EXERCISE TASK
Tally the lines that contain the string "RMSE" and state that total without comment.

-- start --

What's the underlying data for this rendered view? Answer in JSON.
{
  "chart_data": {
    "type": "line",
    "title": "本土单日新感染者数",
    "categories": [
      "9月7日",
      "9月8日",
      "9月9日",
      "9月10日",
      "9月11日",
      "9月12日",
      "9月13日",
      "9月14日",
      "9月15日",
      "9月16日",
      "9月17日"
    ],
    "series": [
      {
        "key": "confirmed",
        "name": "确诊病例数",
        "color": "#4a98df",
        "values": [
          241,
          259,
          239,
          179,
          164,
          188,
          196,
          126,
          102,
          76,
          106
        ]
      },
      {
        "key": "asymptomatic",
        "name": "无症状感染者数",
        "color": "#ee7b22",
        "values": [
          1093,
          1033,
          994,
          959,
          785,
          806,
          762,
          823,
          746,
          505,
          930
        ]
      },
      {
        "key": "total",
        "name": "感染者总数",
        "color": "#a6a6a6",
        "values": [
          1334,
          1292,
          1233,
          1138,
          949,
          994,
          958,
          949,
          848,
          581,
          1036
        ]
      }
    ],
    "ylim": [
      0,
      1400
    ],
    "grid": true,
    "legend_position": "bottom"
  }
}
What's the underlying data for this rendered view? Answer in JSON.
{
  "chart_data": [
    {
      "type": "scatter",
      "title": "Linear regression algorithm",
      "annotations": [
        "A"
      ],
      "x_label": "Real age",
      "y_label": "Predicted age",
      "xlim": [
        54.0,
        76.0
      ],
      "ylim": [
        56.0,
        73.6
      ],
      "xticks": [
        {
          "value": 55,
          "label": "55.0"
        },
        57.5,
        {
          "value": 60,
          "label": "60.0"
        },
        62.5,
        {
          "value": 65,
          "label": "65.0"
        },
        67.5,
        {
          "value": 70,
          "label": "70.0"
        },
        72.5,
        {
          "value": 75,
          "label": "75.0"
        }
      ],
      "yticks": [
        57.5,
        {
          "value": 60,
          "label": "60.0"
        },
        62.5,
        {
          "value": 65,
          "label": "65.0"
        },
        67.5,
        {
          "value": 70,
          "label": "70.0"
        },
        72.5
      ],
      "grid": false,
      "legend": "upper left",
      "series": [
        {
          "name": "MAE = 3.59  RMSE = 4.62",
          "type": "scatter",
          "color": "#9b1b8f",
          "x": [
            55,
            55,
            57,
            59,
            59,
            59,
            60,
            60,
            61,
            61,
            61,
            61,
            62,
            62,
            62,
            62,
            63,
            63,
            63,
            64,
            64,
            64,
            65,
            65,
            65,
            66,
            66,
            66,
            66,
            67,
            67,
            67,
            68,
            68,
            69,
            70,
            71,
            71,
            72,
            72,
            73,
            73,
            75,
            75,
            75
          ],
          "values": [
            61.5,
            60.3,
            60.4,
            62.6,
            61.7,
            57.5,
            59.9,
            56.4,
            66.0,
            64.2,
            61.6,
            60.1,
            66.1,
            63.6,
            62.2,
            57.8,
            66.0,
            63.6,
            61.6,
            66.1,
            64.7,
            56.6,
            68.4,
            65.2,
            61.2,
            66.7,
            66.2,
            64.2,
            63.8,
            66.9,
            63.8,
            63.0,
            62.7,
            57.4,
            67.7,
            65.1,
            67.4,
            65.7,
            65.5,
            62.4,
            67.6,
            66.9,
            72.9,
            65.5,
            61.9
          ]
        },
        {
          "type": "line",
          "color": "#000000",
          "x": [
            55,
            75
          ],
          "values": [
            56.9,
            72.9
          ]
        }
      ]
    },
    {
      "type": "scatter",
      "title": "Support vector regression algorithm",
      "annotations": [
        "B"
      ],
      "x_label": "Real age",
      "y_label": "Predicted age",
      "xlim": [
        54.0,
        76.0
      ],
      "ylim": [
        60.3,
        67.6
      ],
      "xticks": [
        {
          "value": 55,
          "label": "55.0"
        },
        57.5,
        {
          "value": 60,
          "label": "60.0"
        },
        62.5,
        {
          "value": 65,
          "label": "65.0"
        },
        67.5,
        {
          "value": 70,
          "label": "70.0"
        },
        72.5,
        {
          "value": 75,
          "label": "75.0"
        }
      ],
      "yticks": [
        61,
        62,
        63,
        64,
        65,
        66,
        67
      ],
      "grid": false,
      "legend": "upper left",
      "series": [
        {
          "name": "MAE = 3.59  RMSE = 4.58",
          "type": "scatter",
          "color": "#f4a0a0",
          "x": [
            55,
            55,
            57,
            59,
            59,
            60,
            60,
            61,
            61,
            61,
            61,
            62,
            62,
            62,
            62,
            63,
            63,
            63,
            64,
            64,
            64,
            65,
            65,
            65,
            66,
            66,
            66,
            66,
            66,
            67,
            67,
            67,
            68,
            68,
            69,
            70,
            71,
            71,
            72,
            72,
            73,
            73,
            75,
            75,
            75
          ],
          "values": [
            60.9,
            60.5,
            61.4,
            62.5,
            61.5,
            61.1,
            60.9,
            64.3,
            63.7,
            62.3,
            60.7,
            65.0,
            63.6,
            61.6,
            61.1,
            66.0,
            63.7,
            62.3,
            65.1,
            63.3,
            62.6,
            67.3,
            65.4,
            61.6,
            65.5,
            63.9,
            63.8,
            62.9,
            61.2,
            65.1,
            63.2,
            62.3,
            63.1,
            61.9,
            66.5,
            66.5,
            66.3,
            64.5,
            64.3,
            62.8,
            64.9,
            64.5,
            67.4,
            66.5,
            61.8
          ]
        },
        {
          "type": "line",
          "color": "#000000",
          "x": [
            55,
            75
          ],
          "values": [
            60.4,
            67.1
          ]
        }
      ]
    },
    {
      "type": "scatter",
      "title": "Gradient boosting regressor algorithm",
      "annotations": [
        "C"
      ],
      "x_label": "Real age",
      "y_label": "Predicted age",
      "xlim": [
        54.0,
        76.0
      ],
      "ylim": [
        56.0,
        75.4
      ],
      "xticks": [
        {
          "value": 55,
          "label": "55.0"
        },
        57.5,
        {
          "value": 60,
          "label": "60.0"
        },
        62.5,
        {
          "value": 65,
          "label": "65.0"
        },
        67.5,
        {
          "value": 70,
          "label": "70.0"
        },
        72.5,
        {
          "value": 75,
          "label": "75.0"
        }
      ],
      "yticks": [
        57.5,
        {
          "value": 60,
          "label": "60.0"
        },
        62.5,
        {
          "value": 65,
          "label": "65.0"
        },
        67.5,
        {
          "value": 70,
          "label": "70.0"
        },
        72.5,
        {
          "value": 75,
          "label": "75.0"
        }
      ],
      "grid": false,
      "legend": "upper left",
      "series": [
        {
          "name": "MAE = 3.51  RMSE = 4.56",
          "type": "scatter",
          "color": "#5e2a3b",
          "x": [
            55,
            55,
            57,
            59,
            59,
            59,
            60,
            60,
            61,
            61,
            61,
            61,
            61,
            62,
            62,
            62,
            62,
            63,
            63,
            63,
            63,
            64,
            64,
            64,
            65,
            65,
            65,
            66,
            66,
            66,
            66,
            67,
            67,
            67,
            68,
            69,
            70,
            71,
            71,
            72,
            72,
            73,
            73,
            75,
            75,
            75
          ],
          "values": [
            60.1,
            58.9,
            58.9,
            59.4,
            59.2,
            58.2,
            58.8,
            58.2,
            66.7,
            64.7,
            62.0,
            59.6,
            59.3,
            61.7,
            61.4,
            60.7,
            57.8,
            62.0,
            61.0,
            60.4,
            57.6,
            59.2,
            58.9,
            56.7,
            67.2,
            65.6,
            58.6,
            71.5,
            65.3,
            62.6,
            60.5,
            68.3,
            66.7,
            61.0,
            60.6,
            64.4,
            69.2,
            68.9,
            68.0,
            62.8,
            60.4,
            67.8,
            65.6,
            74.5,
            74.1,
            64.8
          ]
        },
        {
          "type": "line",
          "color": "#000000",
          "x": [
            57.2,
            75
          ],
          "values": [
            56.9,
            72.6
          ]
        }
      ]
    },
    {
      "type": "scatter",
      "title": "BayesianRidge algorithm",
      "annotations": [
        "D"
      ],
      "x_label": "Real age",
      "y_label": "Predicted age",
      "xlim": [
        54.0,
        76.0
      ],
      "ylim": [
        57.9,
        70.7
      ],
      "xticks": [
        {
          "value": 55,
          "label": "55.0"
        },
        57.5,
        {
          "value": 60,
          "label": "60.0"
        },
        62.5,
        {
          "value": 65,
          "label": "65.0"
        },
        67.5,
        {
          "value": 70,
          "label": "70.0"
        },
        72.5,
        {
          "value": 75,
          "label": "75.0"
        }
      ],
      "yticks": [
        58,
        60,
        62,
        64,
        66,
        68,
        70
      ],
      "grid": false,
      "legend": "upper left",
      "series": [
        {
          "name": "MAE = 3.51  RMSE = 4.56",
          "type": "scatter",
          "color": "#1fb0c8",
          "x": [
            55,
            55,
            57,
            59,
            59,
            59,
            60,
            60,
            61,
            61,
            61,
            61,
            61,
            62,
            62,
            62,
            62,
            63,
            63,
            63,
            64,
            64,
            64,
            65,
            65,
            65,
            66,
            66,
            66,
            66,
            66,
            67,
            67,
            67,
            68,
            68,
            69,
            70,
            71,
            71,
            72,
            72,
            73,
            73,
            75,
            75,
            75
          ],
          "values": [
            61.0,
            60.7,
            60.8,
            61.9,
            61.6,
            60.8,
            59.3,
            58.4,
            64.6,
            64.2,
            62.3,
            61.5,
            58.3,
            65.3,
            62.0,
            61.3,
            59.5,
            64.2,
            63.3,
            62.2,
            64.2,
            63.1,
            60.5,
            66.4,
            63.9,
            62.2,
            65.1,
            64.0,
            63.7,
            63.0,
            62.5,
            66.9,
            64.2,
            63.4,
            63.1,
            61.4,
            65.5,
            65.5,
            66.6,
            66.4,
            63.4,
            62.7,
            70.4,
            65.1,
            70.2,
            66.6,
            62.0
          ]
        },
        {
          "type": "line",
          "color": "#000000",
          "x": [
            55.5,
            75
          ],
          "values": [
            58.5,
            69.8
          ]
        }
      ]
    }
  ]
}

-- end --

ANSWER TO THE EXERCISE
4